-- Stated task --
Which lines include the word "name"? Copy each of them.

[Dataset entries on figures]
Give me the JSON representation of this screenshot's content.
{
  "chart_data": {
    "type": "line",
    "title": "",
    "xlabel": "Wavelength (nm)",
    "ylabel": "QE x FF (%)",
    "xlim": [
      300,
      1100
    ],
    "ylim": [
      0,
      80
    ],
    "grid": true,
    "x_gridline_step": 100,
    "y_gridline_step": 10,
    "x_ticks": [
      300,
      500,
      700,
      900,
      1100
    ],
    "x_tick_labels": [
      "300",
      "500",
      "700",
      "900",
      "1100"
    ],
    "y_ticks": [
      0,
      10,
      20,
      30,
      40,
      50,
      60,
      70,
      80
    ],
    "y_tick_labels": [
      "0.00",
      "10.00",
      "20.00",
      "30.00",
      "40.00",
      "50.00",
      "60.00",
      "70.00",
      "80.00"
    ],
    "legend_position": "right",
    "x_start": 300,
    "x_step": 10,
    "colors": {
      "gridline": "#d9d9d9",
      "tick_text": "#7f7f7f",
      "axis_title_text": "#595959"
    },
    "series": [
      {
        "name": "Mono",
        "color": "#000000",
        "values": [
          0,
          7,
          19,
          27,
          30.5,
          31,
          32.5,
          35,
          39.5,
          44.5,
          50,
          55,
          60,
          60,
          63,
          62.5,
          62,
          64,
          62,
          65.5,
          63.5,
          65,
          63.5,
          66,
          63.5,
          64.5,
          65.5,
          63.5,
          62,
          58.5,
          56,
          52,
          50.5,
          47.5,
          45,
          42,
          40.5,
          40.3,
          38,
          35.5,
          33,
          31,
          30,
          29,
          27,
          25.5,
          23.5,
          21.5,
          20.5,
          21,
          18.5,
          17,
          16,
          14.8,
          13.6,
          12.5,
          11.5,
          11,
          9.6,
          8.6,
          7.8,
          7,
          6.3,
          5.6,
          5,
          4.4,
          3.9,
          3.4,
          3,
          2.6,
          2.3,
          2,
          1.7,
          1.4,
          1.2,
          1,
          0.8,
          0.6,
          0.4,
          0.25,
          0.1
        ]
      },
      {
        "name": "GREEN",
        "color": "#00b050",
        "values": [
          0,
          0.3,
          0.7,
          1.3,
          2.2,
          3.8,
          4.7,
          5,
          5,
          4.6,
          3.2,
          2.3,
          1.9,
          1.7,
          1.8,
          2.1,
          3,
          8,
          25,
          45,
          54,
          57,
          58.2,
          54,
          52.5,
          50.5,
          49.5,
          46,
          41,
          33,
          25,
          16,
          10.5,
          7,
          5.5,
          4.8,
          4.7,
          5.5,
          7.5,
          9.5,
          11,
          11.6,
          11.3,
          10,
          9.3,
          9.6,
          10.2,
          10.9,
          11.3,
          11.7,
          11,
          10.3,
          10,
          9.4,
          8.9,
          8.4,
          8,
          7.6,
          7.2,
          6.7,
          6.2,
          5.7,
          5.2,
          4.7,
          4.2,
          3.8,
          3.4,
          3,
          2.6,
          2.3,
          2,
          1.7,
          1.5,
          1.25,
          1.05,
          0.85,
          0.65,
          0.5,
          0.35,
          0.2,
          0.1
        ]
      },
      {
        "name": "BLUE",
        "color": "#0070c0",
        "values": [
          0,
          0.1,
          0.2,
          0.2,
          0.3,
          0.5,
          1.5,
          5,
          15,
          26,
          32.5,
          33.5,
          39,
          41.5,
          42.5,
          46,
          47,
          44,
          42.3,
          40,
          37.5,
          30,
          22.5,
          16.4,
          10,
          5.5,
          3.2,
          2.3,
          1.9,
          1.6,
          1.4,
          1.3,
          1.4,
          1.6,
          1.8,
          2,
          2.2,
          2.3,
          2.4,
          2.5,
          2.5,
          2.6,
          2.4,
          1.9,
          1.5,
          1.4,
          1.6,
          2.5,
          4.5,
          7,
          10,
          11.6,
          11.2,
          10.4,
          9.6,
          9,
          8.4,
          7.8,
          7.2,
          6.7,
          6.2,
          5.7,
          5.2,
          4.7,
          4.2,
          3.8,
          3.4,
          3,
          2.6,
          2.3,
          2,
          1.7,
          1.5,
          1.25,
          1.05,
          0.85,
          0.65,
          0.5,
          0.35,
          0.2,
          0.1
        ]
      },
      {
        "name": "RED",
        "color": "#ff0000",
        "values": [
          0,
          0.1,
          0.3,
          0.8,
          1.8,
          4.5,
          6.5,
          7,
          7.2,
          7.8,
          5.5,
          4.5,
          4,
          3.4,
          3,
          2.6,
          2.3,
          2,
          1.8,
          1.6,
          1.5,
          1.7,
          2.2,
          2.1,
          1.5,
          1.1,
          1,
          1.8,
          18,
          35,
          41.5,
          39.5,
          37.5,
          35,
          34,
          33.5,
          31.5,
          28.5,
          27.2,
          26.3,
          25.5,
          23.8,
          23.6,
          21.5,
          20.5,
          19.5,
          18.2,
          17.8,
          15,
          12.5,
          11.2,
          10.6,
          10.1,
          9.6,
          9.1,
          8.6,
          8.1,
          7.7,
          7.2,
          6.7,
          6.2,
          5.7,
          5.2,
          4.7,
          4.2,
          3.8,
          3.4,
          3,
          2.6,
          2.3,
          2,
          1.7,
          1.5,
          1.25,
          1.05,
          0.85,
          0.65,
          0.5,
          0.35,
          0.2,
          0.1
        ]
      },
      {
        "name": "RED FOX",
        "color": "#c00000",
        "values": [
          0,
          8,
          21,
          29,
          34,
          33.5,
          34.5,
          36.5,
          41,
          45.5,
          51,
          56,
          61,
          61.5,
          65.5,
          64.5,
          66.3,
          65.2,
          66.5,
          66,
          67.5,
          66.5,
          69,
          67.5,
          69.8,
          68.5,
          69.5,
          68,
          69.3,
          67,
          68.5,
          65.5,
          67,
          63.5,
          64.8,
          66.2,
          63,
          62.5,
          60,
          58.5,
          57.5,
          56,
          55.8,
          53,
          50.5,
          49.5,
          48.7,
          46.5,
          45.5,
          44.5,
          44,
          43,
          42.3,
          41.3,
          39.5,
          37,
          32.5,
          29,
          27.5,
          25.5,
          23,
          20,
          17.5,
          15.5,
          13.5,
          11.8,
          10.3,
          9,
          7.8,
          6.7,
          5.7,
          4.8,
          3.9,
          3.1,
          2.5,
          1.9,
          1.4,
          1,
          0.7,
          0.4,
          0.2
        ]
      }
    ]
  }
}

-- In response --
        "name": "Mono",
        "name": "GREEN",
        "name": "BLUE",
        "name": "RED",
        "name": "RED FOX",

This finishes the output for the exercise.